--- Begin Dataset content ---

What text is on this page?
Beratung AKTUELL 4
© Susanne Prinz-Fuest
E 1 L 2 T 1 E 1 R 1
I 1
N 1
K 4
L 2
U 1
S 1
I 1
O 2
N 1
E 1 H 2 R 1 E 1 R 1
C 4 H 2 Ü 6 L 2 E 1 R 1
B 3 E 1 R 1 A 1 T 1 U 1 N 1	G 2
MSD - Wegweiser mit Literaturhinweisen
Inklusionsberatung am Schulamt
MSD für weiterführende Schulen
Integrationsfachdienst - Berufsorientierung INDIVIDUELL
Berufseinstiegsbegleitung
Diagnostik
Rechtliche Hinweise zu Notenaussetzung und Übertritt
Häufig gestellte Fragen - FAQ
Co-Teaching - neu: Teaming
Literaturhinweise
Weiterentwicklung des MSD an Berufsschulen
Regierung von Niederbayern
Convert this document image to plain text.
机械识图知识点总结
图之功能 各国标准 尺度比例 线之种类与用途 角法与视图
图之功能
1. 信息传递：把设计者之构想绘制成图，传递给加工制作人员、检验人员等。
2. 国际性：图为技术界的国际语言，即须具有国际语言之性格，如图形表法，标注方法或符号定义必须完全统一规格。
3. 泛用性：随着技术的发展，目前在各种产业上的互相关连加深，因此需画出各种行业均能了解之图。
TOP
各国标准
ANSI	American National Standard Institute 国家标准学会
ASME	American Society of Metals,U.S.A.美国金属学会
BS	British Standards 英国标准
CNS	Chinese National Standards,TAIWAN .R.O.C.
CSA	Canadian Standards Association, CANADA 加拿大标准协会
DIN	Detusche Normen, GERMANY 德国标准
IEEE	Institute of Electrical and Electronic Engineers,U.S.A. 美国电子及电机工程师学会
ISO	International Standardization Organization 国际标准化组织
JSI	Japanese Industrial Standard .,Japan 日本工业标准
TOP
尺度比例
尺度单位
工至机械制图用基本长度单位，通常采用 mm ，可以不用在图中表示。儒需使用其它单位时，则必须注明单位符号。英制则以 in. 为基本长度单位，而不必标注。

--- End Dataset content ---

Task goal
Pick every line with "Institute" in it and copy it.

Solution to the exercise
ANSI	American National Standard Institute 国家标准学会
IEEE	Institute of Electrical and Electronic Engineers,U.S.A. 美国电子及电机工程师学会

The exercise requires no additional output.